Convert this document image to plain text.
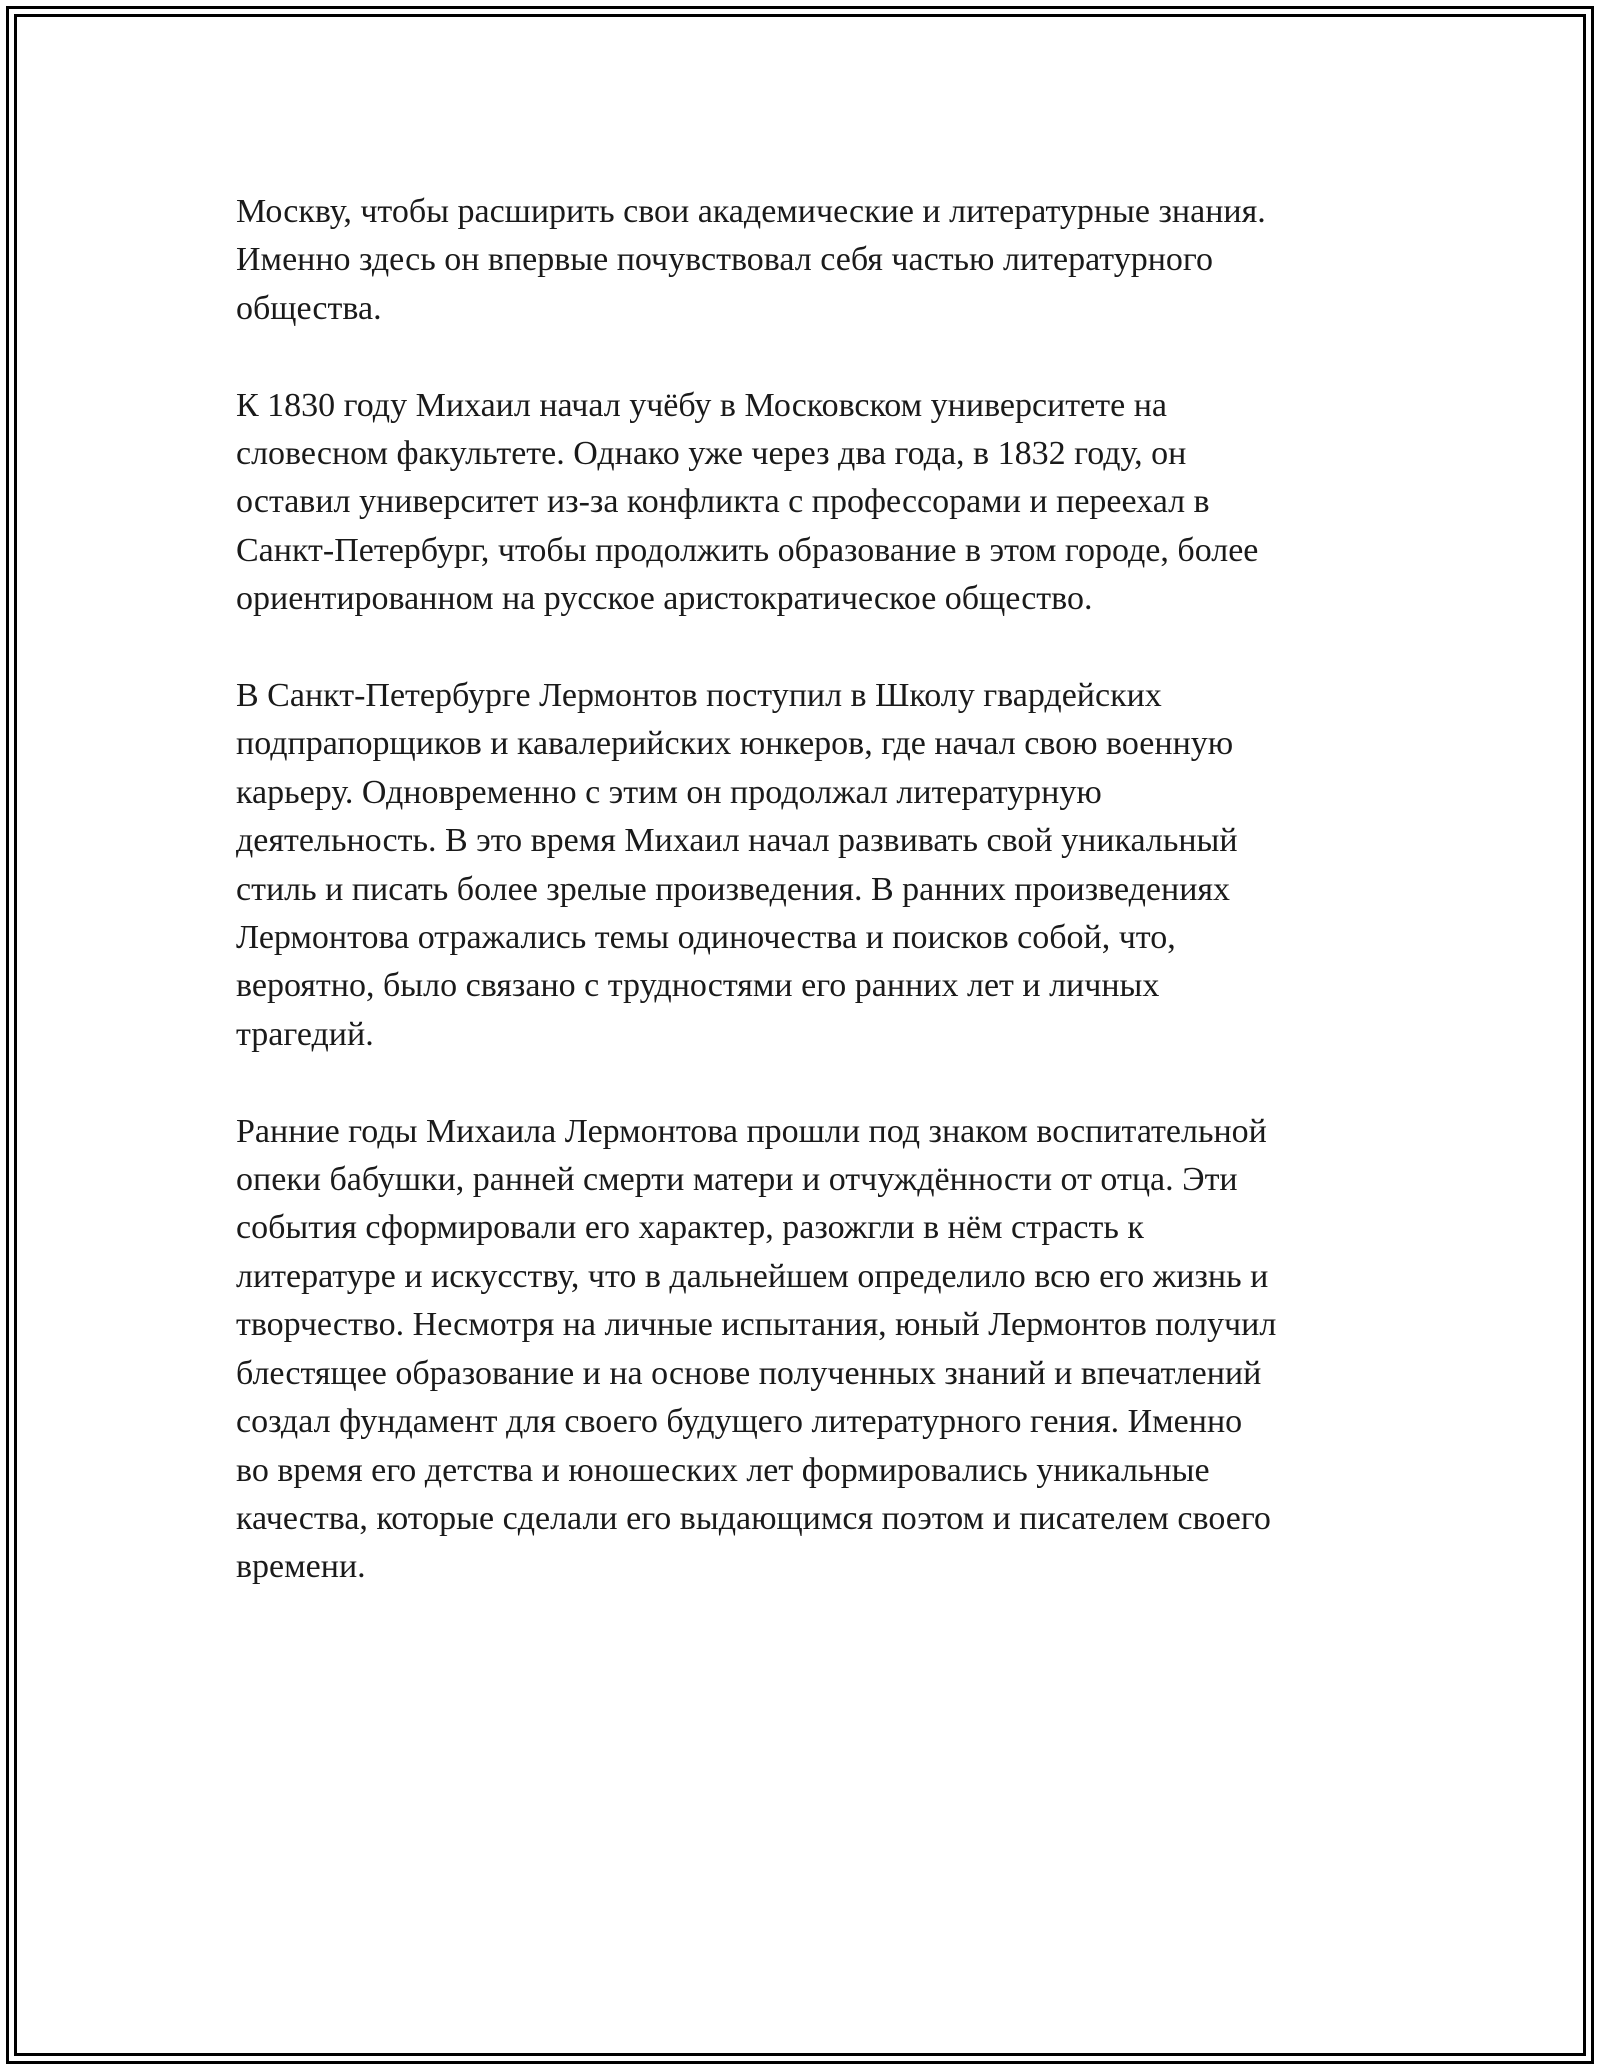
Москву, чтобы расширить свои академические и литературные знания.
Именно здесь он впервые почувствовал себя частью литературного
общества.

К 1830 году Михаил начал учёбу в Московском университете на
словесном факультете. Однако уже через два года, в 1832 году, он
оставил университет из-за конфликта с профессорами и переехал в
Санкт-Петербург, чтобы продолжить образование в этом городе, более
ориентированном на русское аристократическое общество.

В Санкт-Петербурге Лермонтов поступил в Школу гвардейских
подпрапорщиков и кавалерийских юнкеров, где начал свою военную
карьеру. Одновременно с этим он продолжал литературную
деятельность. В это время Михаил начал развивать свой уникальный
стиль и писать более зрелые произведения. В ранних произведениях
Лермонтова отражались темы одиночества и поисков собой, что,
вероятно, было связано с трудностями его ранних лет и личных
трагедий.

Ранние годы Михаила Лермонтова прошли под знаком воспитательной
опеки бабушки, ранней смерти матери и отчуждённости от отца. Эти
события сформировали его характер, разожгли в нём страсть к
литературе и искусству, что в дальнейшем определило всю его жизнь и
творчество. Несмотря на личные испытания, юный Лермонтов получил
блестящее образование и на основе полученных знаний и впечатлений
создал фундамент для своего будущего литературного гения. Именно
во время его детства и юношеских лет формировались уникальные
качества, которые сделали его выдающимся поэтом и писателем своего
времени.
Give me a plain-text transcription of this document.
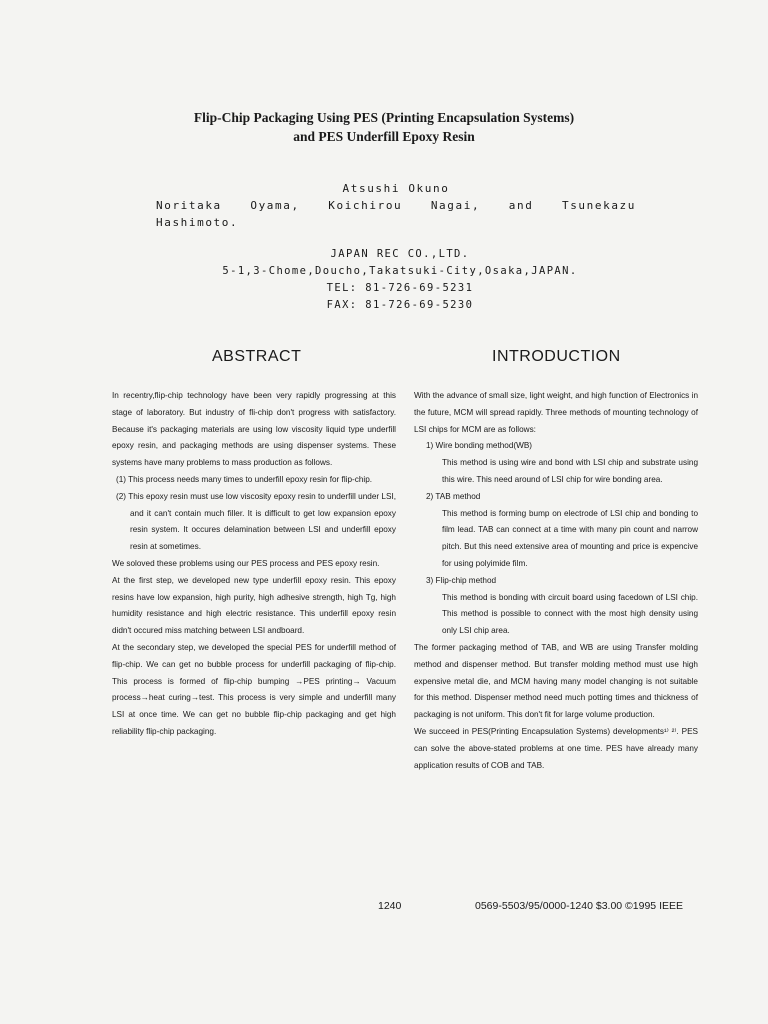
Flip-Chip Packaging Using PES (Printing Encapsulation Systems)
and PES Underfill Epoxy Resin
Atsushi Okuno
Noritaka Oyama, Koichirou Nagai, and Tsunekazu
Hashimoto.
JAPAN REC CO.,LTD.
5-1,3-Chome,Doucho,Takatsuki-City,Osaka,JAPAN.
TEL: 81-726-69-5231
FAX: 81-726-69-5230
ABSTRACT	INTRODUCTION

In recentry,flip-chip technology have been very rapidly progressing at this stage of laboratory. But industry of fli-chip don't progress with satisfactory. Because it's packaging materials are using low viscosity liquid type underfill epoxy resin, and packaging methods are using dispenser systems. These systems have many problems to mass production as follows.

(1) This process needs many times to underfill epoxy resin for flip-chip.

(2) This epoxy resin must use low viscosity epoxy resin to underfill under LSI, and it can't contain much filler. It is difficult to get low expansion epoxy resin system. It occures delamination between LSI and underfill epoxy resin at sometimes.

We soloved these problems using our PES process and PES epoxy resin.

At the first step, we developed new type underfill epoxy resin. This epoxy resins have low expansion, high purity, high adhesive strength, high Tg, high humidity resistance and high electric resistance. This underfill epoxy resin didn't occured miss matching between LSI andboard.

At the secondary step, we developed the special PES for underfill method of flip-chip. We can get no bubble process for underfill packaging of flip-chip. This process is formed of flip-chip bumping →PES printing→ Vacuum process→heat curing→test. This process is very simple and underfill many LSI at once time. We can get no bubble flip-chip packaging and get high reliability flip-chip packaging.

With the advance of small size, light weight, and high function of Electronics in the future, MCM will spread rapidly. Three methods of mounting technology of LSI chips for MCM are as follows:

1) Wire bonding method(WB)

This method is using wire and bond with LSI chip and substrate using this wire. This need around of LSI chip for wire bonding area.

2) TAB method

This method is forming bump on electrode of LSI chip and bonding to film lead. TAB can connect at a time with many pin count and narrow pitch. But this need extensive area of mounting and price is expencive for using polyimide film.

3) Flip-chip method

This method is bonding with circuit board using facedown of LSI chip. This method is possible to connect with the most high density using only LSI chip area.

The former packaging method of TAB, and WB are using Transfer molding method and dispenser method. But transfer molding method must use high expensive metal die, and MCM having many model changing is not suitable for this method. Dispenser method need much potting times and thickness of packaging is not uniform. This don't fit for large volume production.

We succeed in PES(Printing Encapsulation Systems) developments¹⁾ ²⁾. PES can solve the above-stated problems at one time. PES have already many application results of COB and TAB.

1240	0569-5503/95/0000-1240 $3.00 ©1995 IEEE
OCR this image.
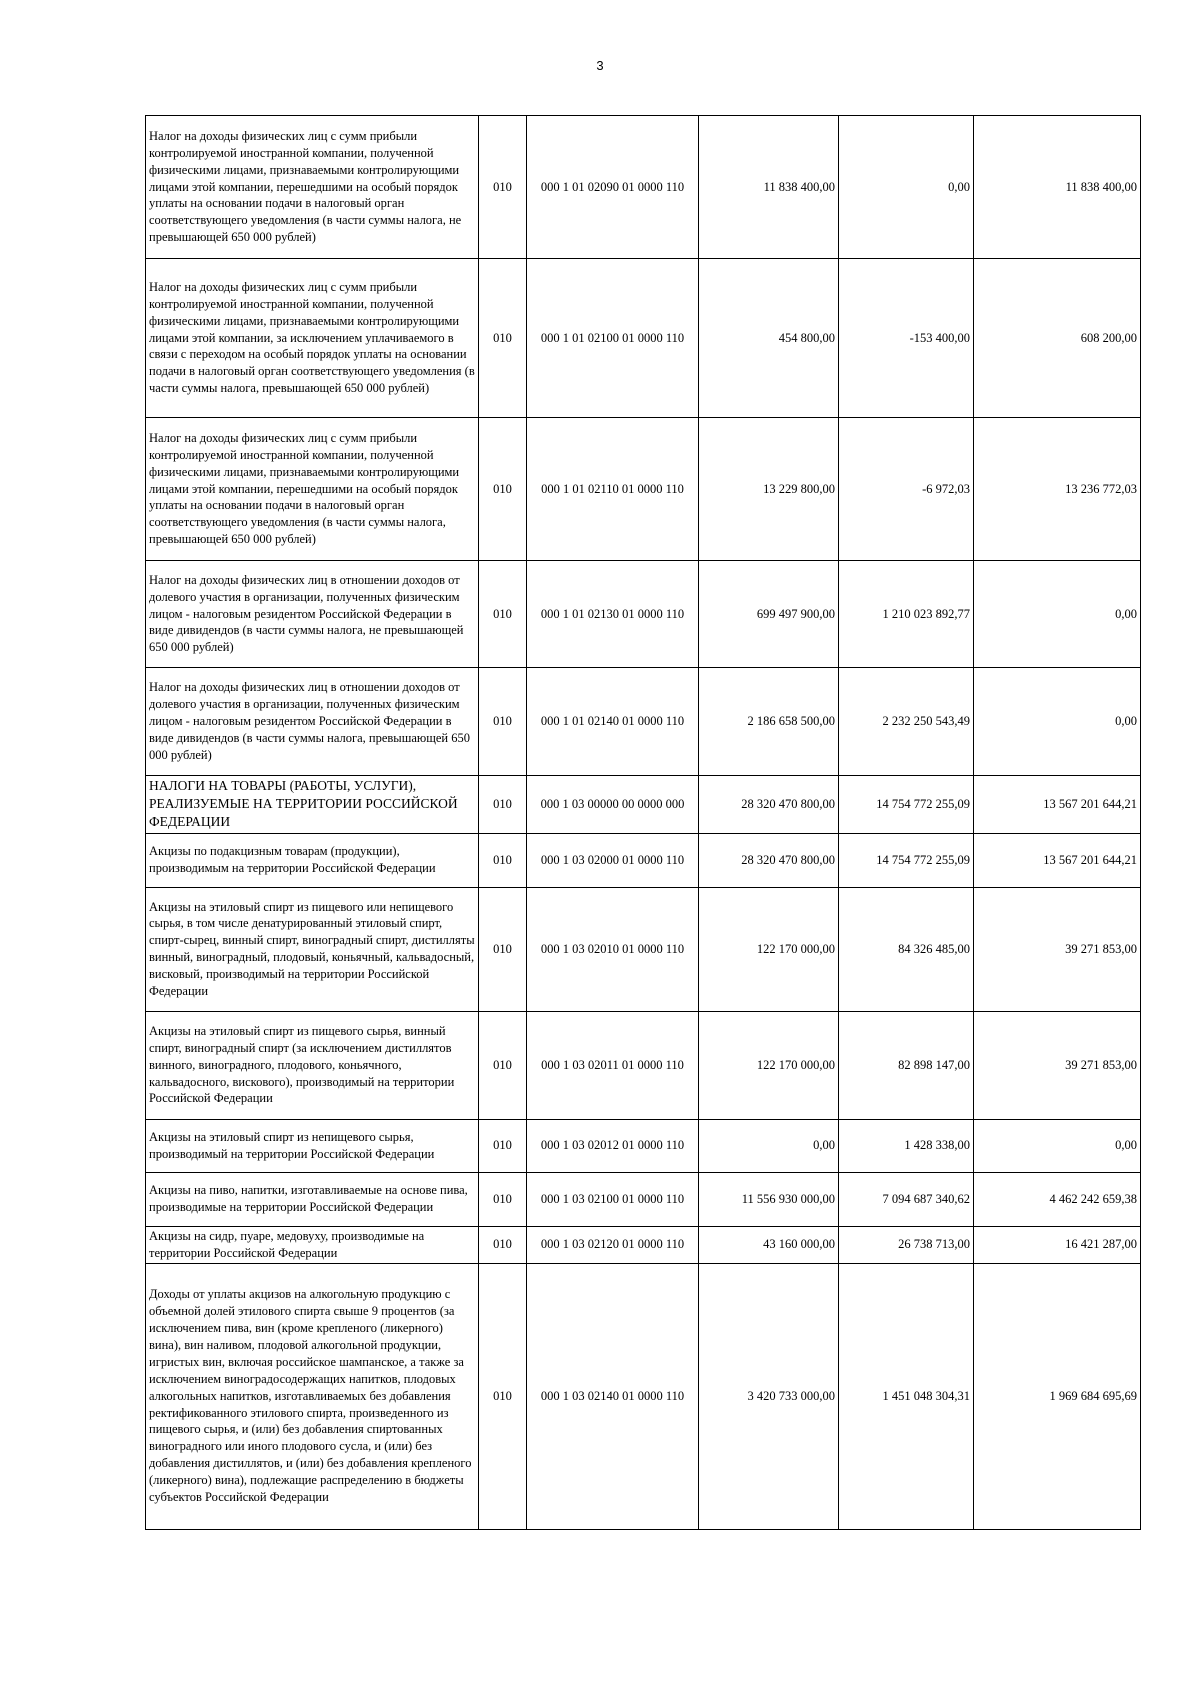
3
Налог на доходы физических лиц с сумм прибыли контролируемой иностранной компании, полученной физическими лицами, признаваемыми контролирующими лицами этой компании, перешедшими на особый порядок уплаты на основании подачи в налоговый орган соответствующего уведомления (в части суммы налога, не превышающей 650 000 рублей)	010	000 1 01 02090 01 0000 110	11 838 400,00	0,00	11 838 400,00
Налог на доходы физических лиц с сумм прибыли контролируемой иностранной компании, полученной физическими лицами, признаваемыми контролирующими лицами этой компании, за исключением уплачиваемого в связи с переходом на особый порядок уплаты на основании подачи в налоговый орган соответствующего уведомления (в части суммы налога, превышающей 650 000 рублей)	010	000 1 01 02100 01 0000 110	454 800,00	-153 400,00	608 200,00
Налог на доходы физических лиц с сумм прибыли контролируемой иностранной компании, полученной физическими лицами, признаваемыми контролирующими лицами этой компании, перешедшими на особый порядок уплаты на основании подачи в налоговый орган соответствующего уведомления (в части суммы налога, превышающей 650 000 рублей)	010	000 1 01 02110 01 0000 110	13 229 800,00	-6 972,03	13 236 772,03
Налог на доходы физических лиц в отношении доходов от долевого участия в организации, полученных физическим лицом - налоговым резидентом Российской Федерации в виде дивидендов (в части суммы налога, не превышающей 650 000 рублей)	010	000 1 01 02130 01 0000 110	699 497 900,00	1 210 023 892,77	0,00
Налог на доходы физических лиц в отношении доходов от долевого участия в организации, полученных физическим лицом - налоговым резидентом Российской Федерации в виде дивидендов (в части суммы налога, превышающей 650 000 рублей)	010	000 1 01 02140 01 0000 110	2 186 658 500,00	2 232 250 543,49	0,00
НАЛОГИ НА ТОВАРЫ (РАБОТЫ, УСЛУГИ), РЕАЛИЗУЕМЫЕ НА ТЕРРИТОРИИ РОССИЙСКОЙ ФЕДЕРАЦИИ	010	000 1 03 00000 00 0000 000	28 320 470 800,00	14 754 772 255,09	13 567 201 644,21
Акцизы по подакцизным товарам (продукции), производимым на территории Российской Федерации	010	000 1 03 02000 01 0000 110	28 320 470 800,00	14 754 772 255,09	13 567 201 644,21
Акцизы на этиловый спирт из пищевого или непищевого сырья, в том числе денатурированный этиловый спирт, спирт-сырец, винный спирт, виноградный спирт, дистилляты винный, виноградный, плодовый, коньячный, кальвадосный, висковый, производимый на территории Российской Федерации	010	000 1 03 02010 01 0000 110	122 170 000,00	84 326 485,00	39 271 853,00
Акцизы на этиловый спирт из пищевого сырья, винный спирт, виноградный спирт (за исключением дистиллятов винного, виноградного, плодового, коньячного, кальвадосного, вискового), производимый на территории Российской Федерации	010	000 1 03 02011 01 0000 110	122 170 000,00	82 898 147,00	39 271 853,00
Акцизы на этиловый спирт из непищевого сырья, производимый на территории Российской Федерации	010	000 1 03 02012 01 0000 110	0,00	1 428 338,00	0,00
Акцизы на пиво, напитки, изготавливаемые на основе пива, производимые на территории Российской Федерации	010	000 1 03 02100 01 0000 110	11 556 930 000,00	7 094 687 340,62	4 462 242 659,38
Акцизы на сидр, пуаре, медовуху, производимые на территории Российской Федерации	010	000 1 03 02120 01 0000 110	43 160 000,00	26 738 713,00	16 421 287,00
Доходы от уплаты акцизов на алкогольную продукцию с объемной долей этилового спирта свыше 9 процентов (за исключением пива, вин (кроме крепленого (ликерного) вина), вин наливом, плодовой алкогольной продукции, игристых вин, включая российское шампанское, а также за исключением виноградосодержащих напитков, плодовых алкогольных напитков, изготавливаемых без добавления ректификованного этилового спирта, произведенного из пищевого сырья, и (или) без добавления спиртованных виноградного или иного плодового сусла, и (или) без добавления дистиллятов, и (или) без добавления крепленого (ликерного) вина), подлежащие распределению в бюджеты субъектов Российской Федерации	010	000 1 03 02140 01 0000 110	3 420 733 000,00	1 451 048 304,31	1 969 684 695,69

________________

What you have to do: Among the entries, how many lines include the word "document"? Answer with a single number and nothing further.

Solution for this exercise: 2